→ GIVEN TEXT
Ask an optimization problem

Question

Consider $x,y,z$ are $n$-dimensional variables, and $a,b,c$ are three nonnegative vectors.

Let $f(x,y,z)=a^T x+b^T y+c^T z-\left(\|x\|_2^{2/3}+\|y\|_2^{2/3}+\|z\|_2^{2/3}\right)^3$. How to find the maximum of $f(x,y,z)$ over $x,y,z\ge 0$?

Answer 1

Here is my attempt: $$ \frac{\partial}{\partial x_i} f = a_i - 3 \left( \lVert x\rVert_2^{2/3} + \lVert y\rVert_2^{2/3} + \lVert z\rVert_2^{2/3} \right)^2 \frac{2 x_i}{3\lVert x \rVert_2^{4/3}} $$ We have critical points for $$ 0 = \frac{\partial}{\partial x} f = a - \frac{2 \left( \lVert x\rVert_2^{2/3} + \lVert y\rVert_2^{2/3} + \lVert z\rVert_2^{2/3} \right)^2}{\lVert x \rVert_2^{4/3}} x = a - \lambda x \\ 0 = \frac{\partial}{\partial y} f = b - \frac{2 \left( \lVert x\rVert_2^{2/3} + \lVert y\rVert_2^{2/3} + \lVert z\rVert_2^{2/3} \right)^2}{\lVert y \rVert_2^{4/3}} y = b - \mu y \\ 0 =\frac{\partial}{\partial z} f = c - \frac{2 \left( \lVert x\rVert_2^{2/3} + \lVert y\rVert_2^{2/3} + \lVert z\rVert_2^{2/3} \right)^2}{\lVert z \rVert_2^{4/3}} z = c - \nu z $$ for some non-negative numbers $\lambda, \mu, \nu$.

→ WHAT THIS TASK INVOLVES
In the optimization thread, which non-negative numbers does Answer 1 introduce in its critical-point equations?

Items from a dataset:

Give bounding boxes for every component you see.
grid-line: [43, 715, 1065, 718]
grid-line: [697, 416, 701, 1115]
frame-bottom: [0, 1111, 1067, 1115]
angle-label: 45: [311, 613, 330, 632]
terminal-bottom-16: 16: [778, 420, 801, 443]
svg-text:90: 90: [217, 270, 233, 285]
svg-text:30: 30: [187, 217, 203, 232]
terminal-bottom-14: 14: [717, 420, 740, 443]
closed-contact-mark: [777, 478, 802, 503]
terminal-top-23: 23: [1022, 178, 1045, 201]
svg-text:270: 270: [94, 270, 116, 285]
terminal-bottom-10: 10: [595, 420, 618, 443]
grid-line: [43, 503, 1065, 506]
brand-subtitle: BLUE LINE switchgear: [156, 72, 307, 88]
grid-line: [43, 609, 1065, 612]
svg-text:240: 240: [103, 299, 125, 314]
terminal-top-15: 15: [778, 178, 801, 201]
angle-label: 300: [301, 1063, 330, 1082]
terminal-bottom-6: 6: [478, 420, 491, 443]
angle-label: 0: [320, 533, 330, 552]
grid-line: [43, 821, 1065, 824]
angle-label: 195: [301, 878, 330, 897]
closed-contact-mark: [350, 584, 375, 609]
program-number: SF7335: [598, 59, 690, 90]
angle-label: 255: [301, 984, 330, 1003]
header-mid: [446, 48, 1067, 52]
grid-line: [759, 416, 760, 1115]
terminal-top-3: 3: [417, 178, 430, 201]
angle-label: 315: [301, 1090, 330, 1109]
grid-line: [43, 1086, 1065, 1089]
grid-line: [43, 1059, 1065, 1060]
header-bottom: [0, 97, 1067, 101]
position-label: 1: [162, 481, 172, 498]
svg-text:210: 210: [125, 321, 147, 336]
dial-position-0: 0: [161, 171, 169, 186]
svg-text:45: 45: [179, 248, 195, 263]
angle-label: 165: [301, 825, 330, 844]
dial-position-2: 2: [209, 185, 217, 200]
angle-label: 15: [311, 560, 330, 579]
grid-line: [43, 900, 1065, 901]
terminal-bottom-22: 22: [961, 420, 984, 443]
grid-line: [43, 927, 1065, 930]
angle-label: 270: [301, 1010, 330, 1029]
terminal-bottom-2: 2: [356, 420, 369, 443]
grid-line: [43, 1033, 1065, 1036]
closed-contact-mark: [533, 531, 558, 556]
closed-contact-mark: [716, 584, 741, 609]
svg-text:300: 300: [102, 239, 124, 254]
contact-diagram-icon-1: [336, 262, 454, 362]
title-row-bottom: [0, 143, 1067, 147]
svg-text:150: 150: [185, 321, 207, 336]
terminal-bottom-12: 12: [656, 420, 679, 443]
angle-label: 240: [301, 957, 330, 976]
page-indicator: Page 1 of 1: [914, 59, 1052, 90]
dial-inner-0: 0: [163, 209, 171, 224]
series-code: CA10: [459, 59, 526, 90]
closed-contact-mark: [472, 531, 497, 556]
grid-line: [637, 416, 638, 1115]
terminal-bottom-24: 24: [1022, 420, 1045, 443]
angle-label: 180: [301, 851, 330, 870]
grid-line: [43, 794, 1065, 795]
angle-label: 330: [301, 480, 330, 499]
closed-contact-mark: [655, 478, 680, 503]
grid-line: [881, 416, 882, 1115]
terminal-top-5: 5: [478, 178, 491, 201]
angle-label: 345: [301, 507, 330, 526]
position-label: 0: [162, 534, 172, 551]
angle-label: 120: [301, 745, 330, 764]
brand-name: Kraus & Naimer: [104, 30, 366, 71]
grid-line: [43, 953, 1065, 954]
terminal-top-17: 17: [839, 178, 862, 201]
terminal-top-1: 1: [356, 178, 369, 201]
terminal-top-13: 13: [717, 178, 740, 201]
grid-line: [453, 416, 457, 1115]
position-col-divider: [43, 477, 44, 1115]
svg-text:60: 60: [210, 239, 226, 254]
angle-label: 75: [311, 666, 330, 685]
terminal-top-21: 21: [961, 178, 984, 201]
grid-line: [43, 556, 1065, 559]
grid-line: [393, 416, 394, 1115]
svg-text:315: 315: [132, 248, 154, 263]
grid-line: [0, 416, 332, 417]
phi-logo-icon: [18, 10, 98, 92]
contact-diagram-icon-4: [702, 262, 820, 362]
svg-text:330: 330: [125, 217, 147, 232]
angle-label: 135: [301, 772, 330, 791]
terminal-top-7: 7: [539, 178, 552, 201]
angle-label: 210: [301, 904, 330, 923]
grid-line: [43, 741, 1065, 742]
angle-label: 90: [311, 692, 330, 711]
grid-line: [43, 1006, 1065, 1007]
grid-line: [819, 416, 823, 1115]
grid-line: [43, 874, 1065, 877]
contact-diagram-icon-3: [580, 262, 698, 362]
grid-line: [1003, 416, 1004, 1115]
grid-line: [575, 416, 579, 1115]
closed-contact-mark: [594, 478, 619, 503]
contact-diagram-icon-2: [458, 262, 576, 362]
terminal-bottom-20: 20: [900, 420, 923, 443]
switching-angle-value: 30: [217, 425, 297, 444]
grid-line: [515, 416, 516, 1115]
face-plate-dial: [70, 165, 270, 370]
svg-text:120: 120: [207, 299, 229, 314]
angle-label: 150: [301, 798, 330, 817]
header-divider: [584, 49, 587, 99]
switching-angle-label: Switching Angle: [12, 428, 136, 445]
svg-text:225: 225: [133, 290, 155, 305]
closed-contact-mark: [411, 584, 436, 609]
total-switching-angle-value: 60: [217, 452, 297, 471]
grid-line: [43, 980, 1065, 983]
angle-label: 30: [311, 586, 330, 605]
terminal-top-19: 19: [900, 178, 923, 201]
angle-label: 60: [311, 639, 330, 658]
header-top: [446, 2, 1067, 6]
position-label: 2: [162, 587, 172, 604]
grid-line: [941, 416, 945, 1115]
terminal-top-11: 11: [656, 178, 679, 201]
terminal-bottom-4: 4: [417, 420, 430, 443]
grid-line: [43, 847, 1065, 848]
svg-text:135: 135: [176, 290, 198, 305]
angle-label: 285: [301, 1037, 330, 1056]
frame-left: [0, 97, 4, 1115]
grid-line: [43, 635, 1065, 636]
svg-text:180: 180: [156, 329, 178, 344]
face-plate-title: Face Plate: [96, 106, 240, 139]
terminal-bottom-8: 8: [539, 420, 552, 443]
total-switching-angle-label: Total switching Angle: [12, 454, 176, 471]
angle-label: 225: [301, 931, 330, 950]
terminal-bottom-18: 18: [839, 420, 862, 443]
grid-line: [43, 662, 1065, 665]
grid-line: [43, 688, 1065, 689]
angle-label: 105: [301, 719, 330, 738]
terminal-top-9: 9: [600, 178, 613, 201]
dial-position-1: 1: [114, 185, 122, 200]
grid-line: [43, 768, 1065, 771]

→ THE OUTPUT
λ, μ, and ν